Copy the records below exactly as they appear.

============================================================

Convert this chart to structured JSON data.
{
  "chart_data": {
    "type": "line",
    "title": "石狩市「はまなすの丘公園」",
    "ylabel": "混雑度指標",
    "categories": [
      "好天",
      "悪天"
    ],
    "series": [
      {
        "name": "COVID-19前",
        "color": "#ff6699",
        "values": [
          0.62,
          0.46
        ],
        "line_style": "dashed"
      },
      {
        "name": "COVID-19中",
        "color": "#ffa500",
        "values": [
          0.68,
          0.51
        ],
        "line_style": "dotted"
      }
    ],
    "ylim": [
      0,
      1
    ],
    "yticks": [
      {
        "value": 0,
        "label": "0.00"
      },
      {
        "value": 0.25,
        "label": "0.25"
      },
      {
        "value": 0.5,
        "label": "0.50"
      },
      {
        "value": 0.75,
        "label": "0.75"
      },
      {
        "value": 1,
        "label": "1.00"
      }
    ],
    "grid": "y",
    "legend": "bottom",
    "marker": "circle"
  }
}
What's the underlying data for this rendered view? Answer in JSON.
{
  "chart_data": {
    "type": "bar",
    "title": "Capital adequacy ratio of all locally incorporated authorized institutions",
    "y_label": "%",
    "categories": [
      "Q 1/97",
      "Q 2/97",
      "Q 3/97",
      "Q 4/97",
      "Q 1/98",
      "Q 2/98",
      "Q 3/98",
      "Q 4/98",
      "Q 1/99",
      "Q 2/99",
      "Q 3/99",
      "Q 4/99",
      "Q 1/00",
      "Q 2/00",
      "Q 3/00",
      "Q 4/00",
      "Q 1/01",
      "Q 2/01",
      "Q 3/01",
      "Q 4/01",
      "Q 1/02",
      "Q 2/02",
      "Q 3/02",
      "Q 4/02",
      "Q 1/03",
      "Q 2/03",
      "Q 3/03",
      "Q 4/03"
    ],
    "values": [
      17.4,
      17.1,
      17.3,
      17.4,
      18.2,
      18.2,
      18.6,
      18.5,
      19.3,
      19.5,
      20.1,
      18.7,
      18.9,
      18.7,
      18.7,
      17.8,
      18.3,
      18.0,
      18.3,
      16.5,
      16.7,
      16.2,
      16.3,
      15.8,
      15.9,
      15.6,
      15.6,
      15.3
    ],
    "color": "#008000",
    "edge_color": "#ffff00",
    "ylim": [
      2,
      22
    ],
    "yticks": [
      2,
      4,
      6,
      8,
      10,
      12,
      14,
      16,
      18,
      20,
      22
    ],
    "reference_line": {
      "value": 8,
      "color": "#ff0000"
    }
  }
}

============================================================

### ANSWER
Convert this chart to structured JSON data.
{
  "chart_data": {
    "type": "line",
    "title": "石狩市「はまなすの丘公園」",
    "ylabel": "混雑度指標",
    "categories": [
      "好天",
      "悪天"
    ],
    "series": [
      {
        "name": "COVID-19前",
        "color": "#ff6699",
        "values": [
          0.62,
          0.46
        ],
        "line_style": "dashed"
      },
      {
        "name": "COVID-19中",
        "color": "#ffa500",
        "values": [
          0.68,
          0.51
        ],
        "line_style": "dotted"
      }
    ],
    "ylim": [
      0,
      1
    ],
    "yticks": [
      {
        "value": 0,
        "label": "0.00"
      },
      {
        "value": 0.25,
        "label": "0.25"
      },
      {
        "value": 0.5,
        "label": "0.50"
      },
      {
        "value": 0.75,
        "label": "0.75"
      },
      {
        "value": 1,
        "label": "1.00"
      }
    ],
    "grid": "y",
    "legend": "bottom",
    "marker": "circle"
  }
}
What's the underlying data for this rendered view? Answer in JSON.
{
  "chart_data": {
    "type": "bar",
    "title": "Capital adequacy ratio of all locally incorporated authorized institutions",
    "y_label": "%",
    "categories": [
      "Q 1/97",
      "Q 2/97",
      "Q 3/97",
      "Q 4/97",
      "Q 1/98",
      "Q 2/98",
      "Q 3/98",
      "Q 4/98",
      "Q 1/99",
      "Q 2/99",
      "Q 3/99",
      "Q 4/99",
      "Q 1/00",
      "Q 2/00",
      "Q 3/00",
      "Q 4/00",
      "Q 1/01",
      "Q 2/01",
      "Q 3/01",
      "Q 4/01",
      "Q 1/02",
      "Q 2/02",
      "Q 3/02",
      "Q 4/02",
      "Q 1/03",
      "Q 2/03",
      "Q 3/03",
      "Q 4/03"
    ],
    "values": [
      17.4,
      17.1,
      17.3,
      17.4,
      18.2,
      18.2,
      18.6,
      18.5,
      19.3,
      19.5,
      20.1,
      18.7,
      18.9,
      18.7,
      18.7,
      17.8,
      18.3,
      18.0,
      18.3,
      16.5,
      16.7,
      16.2,
      16.3,
      15.8,
      15.9,
      15.6,
      15.6,
      15.3
    ],
    "color": "#008000",
    "edge_color": "#ffff00",
    "ylim": [
      2,
      22
    ],
    "yticks": [
      2,
      4,
      6,
      8,
      10,
      12,
      14,
      16,
      18,
      20,
      22
    ],
    "reference_line": {
      "value": 8,
      "color": "#ff0000"
    }
  }
}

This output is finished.